— BEGIN Data rows —

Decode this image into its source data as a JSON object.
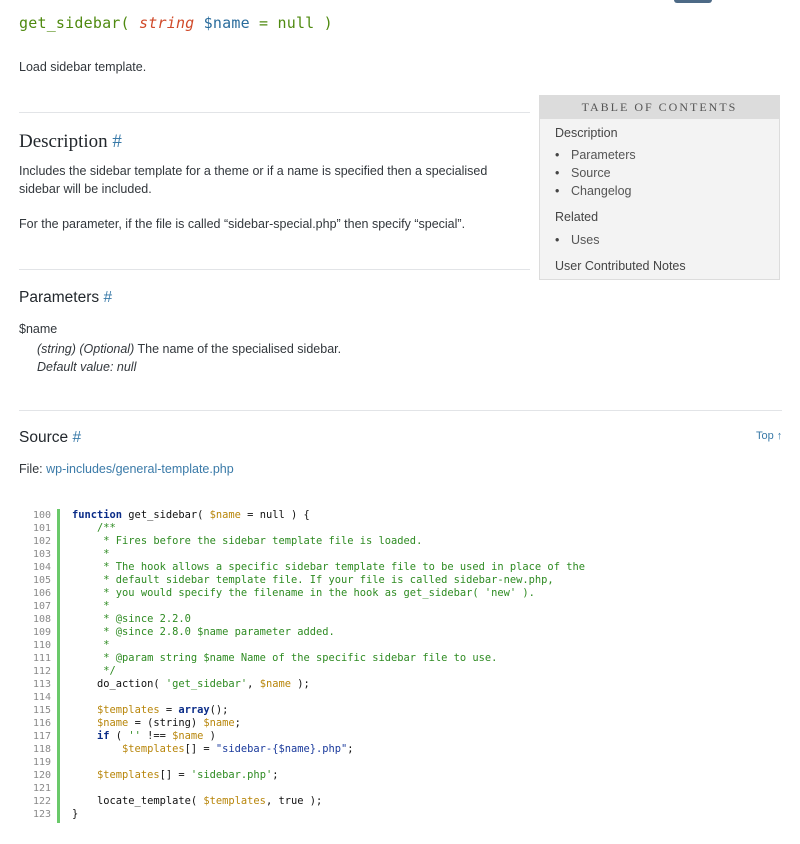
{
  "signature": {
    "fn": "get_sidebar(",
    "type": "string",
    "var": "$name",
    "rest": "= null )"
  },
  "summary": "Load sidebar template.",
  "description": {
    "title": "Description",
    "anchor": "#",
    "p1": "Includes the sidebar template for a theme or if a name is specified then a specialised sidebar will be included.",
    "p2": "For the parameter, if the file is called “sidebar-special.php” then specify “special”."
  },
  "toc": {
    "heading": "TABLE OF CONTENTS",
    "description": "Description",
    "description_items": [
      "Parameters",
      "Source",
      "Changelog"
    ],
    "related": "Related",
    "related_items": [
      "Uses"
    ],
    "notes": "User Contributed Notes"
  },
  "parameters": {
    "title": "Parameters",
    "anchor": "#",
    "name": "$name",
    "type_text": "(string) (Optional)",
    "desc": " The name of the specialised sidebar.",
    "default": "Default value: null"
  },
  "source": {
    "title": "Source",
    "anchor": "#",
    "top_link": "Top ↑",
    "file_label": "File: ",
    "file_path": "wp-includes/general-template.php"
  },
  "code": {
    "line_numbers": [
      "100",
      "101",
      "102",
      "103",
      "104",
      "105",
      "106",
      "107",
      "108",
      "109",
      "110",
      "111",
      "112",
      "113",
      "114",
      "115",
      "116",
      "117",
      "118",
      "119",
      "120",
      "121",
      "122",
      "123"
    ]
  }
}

— END Data rows —
— BEGIN Data rows —

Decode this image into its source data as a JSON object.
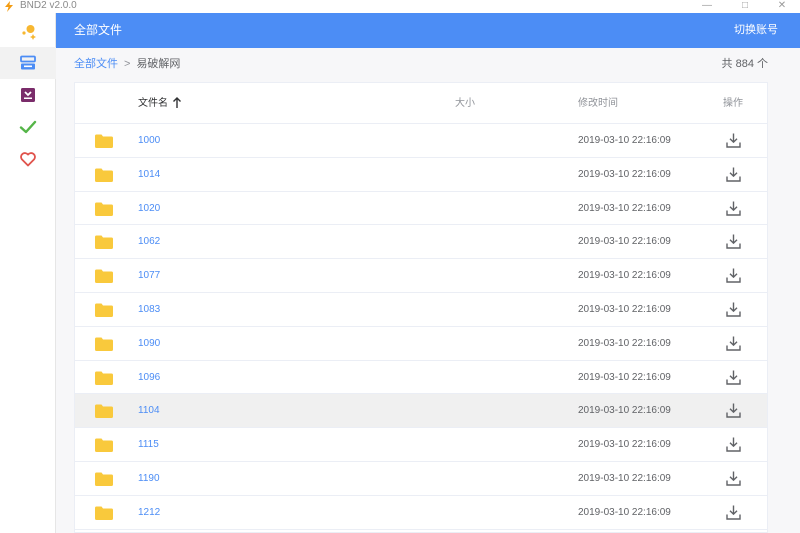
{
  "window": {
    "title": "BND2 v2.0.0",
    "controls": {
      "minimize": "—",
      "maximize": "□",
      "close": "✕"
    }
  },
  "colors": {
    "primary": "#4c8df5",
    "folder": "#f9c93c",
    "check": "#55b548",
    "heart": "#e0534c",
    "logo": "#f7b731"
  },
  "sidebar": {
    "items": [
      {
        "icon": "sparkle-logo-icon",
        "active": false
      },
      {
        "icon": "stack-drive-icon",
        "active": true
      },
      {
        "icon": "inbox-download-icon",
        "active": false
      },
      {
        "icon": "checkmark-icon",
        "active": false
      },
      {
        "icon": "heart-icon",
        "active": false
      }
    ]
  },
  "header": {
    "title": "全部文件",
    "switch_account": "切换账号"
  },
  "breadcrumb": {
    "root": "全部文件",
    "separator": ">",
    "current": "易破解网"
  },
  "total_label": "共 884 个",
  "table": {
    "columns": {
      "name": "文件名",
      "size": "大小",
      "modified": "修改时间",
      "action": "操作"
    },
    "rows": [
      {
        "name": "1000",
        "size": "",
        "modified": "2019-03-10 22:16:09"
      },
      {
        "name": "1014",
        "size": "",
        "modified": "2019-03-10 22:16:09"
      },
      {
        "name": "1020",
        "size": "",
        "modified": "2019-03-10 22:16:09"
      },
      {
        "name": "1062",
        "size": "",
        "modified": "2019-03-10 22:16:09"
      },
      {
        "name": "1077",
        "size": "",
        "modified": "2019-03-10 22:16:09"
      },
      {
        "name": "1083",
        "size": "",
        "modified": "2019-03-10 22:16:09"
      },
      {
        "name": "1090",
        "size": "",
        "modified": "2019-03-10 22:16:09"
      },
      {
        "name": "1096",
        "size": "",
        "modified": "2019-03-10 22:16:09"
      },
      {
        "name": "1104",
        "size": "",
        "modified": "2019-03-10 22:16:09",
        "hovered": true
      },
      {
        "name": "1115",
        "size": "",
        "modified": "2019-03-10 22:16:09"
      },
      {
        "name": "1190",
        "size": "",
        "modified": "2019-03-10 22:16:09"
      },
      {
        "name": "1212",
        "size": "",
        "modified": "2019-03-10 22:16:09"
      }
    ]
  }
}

— END Data rows —

__Exercise details__
Which lines of the data include "null"? Copy each of them.

__Written response__
    "rest": "= null )"
    "default": "Default value: null"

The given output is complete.